[START OF Stored records]

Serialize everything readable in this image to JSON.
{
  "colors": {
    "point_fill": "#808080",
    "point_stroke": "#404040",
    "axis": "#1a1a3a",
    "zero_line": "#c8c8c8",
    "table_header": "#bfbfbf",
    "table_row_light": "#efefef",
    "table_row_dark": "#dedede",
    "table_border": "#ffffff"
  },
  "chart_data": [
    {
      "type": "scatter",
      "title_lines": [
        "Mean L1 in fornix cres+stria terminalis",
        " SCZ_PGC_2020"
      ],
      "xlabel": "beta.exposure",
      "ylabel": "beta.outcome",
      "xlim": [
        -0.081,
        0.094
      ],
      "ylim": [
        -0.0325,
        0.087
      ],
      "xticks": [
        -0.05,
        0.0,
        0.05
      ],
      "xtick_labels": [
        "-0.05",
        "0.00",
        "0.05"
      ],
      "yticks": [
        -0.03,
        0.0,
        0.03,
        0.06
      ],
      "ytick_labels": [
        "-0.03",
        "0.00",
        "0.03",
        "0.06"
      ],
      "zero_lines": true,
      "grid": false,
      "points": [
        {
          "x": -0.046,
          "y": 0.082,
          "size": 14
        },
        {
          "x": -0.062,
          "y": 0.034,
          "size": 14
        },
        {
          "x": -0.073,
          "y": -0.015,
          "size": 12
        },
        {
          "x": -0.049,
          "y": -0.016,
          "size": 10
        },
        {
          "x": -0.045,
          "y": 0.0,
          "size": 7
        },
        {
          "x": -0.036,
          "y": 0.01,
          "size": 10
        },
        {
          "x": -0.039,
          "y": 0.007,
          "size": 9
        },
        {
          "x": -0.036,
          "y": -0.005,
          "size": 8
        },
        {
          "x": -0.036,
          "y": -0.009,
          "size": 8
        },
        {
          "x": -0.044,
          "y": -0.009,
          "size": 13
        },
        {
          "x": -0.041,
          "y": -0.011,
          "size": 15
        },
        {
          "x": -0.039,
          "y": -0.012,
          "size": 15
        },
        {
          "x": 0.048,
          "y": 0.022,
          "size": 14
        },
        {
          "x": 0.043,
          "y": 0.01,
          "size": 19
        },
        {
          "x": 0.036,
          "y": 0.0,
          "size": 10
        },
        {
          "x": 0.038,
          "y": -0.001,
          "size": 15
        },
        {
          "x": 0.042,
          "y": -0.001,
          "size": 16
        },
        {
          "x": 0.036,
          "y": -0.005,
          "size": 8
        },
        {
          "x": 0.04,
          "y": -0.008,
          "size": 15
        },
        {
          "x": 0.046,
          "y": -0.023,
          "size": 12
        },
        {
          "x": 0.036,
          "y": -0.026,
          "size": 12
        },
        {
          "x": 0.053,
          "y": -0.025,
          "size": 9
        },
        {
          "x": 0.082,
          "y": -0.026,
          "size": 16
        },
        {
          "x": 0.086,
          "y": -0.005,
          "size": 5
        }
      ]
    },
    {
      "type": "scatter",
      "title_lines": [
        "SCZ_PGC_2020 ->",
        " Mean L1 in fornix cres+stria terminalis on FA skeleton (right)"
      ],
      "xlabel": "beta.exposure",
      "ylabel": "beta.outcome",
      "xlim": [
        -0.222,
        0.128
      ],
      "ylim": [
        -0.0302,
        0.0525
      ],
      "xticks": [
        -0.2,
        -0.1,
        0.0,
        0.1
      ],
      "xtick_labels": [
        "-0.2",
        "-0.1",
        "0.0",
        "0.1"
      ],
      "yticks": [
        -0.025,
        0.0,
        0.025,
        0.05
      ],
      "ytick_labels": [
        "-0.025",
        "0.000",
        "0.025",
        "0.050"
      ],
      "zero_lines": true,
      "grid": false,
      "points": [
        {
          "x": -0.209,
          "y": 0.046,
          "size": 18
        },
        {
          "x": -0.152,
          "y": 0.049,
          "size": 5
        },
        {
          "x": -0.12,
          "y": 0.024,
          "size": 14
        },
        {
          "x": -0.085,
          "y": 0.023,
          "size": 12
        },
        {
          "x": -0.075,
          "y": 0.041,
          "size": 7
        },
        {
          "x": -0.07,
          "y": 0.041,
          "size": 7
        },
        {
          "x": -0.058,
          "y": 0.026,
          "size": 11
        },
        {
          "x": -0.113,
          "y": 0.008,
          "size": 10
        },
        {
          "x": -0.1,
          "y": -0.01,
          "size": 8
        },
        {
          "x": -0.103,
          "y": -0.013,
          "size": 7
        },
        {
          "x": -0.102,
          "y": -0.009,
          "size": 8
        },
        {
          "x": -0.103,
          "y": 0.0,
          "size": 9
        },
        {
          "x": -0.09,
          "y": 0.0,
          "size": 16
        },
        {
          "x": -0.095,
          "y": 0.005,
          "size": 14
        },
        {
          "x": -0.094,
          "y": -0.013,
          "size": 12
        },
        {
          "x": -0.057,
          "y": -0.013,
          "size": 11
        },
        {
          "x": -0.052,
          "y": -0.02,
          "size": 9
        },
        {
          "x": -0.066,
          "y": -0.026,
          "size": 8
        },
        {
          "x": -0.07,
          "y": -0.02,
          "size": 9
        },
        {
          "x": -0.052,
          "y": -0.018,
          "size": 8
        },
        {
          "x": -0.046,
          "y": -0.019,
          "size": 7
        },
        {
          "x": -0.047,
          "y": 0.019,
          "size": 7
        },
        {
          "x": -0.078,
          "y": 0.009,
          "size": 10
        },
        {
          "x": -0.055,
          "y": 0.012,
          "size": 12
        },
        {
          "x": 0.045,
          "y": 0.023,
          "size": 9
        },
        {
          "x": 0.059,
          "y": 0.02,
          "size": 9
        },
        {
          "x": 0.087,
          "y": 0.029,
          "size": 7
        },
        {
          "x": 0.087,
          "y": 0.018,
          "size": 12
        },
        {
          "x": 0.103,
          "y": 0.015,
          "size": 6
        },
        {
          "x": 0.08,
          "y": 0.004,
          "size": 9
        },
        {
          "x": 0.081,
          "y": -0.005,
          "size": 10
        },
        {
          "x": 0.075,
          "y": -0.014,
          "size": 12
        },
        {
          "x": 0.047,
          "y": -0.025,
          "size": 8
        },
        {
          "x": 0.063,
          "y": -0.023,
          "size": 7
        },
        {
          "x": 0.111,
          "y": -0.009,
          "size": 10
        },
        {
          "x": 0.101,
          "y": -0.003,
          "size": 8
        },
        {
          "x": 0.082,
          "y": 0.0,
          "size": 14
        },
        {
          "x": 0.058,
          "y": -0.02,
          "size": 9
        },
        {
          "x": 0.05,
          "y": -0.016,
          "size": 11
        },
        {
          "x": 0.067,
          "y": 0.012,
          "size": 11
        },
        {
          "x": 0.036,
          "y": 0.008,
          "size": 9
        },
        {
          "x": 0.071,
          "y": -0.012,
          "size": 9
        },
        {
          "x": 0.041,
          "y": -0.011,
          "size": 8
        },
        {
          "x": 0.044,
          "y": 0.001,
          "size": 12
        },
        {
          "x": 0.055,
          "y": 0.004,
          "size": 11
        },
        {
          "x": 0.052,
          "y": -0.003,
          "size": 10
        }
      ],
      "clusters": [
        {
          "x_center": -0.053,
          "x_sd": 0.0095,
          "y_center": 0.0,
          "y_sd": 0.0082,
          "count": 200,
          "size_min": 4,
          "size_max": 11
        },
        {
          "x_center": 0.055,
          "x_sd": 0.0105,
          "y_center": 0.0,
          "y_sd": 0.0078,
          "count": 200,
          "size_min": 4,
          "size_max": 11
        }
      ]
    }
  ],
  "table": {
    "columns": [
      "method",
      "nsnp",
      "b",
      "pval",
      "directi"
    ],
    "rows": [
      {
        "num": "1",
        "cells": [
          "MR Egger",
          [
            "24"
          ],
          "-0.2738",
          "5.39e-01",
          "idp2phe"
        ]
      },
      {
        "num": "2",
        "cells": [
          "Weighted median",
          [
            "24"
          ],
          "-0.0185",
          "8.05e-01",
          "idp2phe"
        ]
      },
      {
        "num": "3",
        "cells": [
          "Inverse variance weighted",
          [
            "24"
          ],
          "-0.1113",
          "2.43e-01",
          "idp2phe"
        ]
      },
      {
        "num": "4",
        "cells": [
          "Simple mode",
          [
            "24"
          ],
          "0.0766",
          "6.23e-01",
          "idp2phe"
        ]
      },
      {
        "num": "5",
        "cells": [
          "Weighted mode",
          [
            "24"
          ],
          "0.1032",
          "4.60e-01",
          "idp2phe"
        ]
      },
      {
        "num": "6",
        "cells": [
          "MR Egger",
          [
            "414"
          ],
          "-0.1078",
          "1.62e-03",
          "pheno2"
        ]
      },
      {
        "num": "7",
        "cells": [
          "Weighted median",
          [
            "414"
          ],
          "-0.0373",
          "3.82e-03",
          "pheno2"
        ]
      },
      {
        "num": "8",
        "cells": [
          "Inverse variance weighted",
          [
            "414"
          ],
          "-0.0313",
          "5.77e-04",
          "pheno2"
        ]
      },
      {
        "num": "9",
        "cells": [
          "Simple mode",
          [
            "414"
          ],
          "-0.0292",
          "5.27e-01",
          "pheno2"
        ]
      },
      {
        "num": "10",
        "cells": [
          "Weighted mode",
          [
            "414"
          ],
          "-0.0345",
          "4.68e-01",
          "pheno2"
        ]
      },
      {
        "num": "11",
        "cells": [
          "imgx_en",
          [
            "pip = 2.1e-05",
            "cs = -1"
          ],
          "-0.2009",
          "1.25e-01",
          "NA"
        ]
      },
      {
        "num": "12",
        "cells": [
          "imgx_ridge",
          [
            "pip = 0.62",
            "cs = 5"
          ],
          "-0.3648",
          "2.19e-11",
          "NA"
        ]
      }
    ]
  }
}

[END OF Stored records]

### [The problem]
Within the listing above, find every line containing the string "cres" and return it.

### [Output for this exercise]
        "Mean L1 in fornix cres+stria terminalis",
        " Mean L1 in fornix cres+stria terminalis on FA skeleton (right)"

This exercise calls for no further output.